WRITTEN TASK: Work out how many lines in the listing below include the word "协助工程主管对维修项目收费进行审核". Give nothing but the number.

Data entries:
○ ○ ○ ○ ○

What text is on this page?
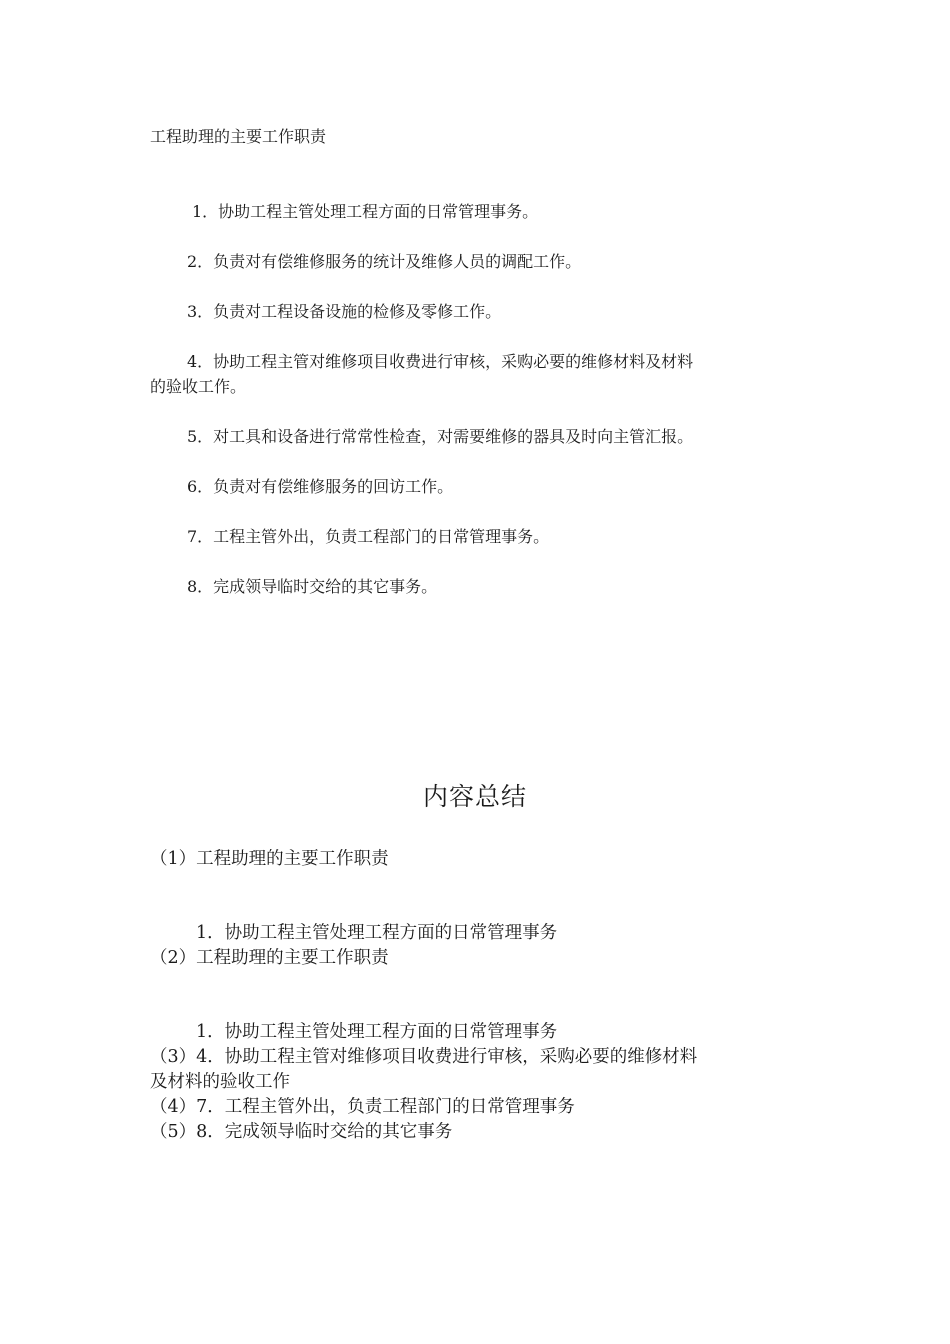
工程助理的主要工作职责
1．协助工程主管处理工程方面的日常管理事务。
2．负责对有偿维修服务的统计及维修人员的调配工作。
3．负责对工程设备设施的检修及零修工作。
4．协助工程主管对维修项目收费进行审核，采购必要的维修材料及材料
的验收工作。
5．对工具和设备进行常常性检查，对需要维修的器具及时向主管汇报。
6．负责对有偿维修服务的回访工作。
7．工程主管外出，负责工程部门的日常管理事务。
8．完成领导临时交给的其它事务。
内容总结
（1）工程助理的主要工作职责
1．协助工程主管处理工程方面的日常管理事务
（2）工程助理的主要工作职责
1．协助工程主管处理工程方面的日常管理事务
（3）4．协助工程主管对维修项目收费进行审核，采购必要的维修材料
及材料的验收工作
（4）7．工程主管外出，负责工程部门的日常管理事务
（5）8．完成领导临时交给的其它事务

○ ○ ○ ○ ○

REPLY TO THE EXERCISE: 2